To do: Restate every entry word for word.
BEGIN
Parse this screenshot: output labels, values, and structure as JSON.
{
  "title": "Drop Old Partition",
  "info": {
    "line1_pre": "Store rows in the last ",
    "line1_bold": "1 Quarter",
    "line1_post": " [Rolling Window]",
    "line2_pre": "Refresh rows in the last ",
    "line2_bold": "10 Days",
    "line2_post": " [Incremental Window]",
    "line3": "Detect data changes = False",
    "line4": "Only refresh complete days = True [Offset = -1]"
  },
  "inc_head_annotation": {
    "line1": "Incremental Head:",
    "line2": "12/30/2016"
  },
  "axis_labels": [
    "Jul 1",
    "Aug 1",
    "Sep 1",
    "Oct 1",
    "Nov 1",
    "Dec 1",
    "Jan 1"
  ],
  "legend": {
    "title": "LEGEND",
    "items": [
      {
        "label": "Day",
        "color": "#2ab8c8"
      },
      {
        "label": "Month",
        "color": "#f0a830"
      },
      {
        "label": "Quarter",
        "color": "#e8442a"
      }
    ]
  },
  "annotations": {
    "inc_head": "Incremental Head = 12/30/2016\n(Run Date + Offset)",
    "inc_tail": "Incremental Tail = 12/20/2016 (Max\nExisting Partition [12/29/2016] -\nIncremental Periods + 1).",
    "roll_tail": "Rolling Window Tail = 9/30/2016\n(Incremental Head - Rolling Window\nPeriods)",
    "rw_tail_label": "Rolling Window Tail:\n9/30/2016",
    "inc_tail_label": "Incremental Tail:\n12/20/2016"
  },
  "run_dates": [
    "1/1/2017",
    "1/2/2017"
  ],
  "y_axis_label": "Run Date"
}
END
Written reply:
Parse this screenshot: output labels, values, and structure as JSON.
{
  "title": "Drop Old Partition",
  "info": {
    "line1_pre": "Store rows in the last ",
    "line1_bold": "1 Quarter",
    "line1_post": " [Rolling Window]",
    "line2_pre": "Refresh rows in the last ",
    "line2_bold": "10 Days",
    "line2_post": " [Incremental Window]",
    "line3": "Detect data changes = False",
    "line4": "Only refresh complete days = True [Offset = -1]"
  },
  "inc_head_annotation": {
    "line1": "Incremental Head:",
    "line2": "12/30/2016"
  },
  "axis_labels": [
    "Jul 1",
    "Aug 1",
    "Sep 1",
    "Oct 1",
    "Nov 1",
    "Dec 1",
    "Jan 1"
  ],
  "legend": {
    "title": "LEGEND",
    "items": [
      {
        "label": "Day",
        "color": "#2ab8c8"
      },
      {
        "label": "Month",
        "color": "#f0a830"
      },
      {
        "label": "Quarter",
        "color": "#e8442a"
      }
    ]
  },
  "annotations": {
    "inc_head": "Incremental Head = 12/30/2016\n(Run Date + Offset)",
    "inc_tail": "Incremental Tail = 12/20/2016 (Max\nExisting Partition [12/29/2016] -\nIncremental Periods + 1).",
    "roll_tail": "Rolling Window Tail = 9/30/2016\n(Incremental Head - Rolling Window\nPeriods)",
    "rw_tail_label": "Rolling Window Tail:\n9/30/2016",
    "inc_tail_label": "Incremental Tail:\n12/20/2016"
  },
  "run_dates": [
    "1/1/2017",
    "1/2/2017"
  ],
  "y_axis_label": "Run Date"
}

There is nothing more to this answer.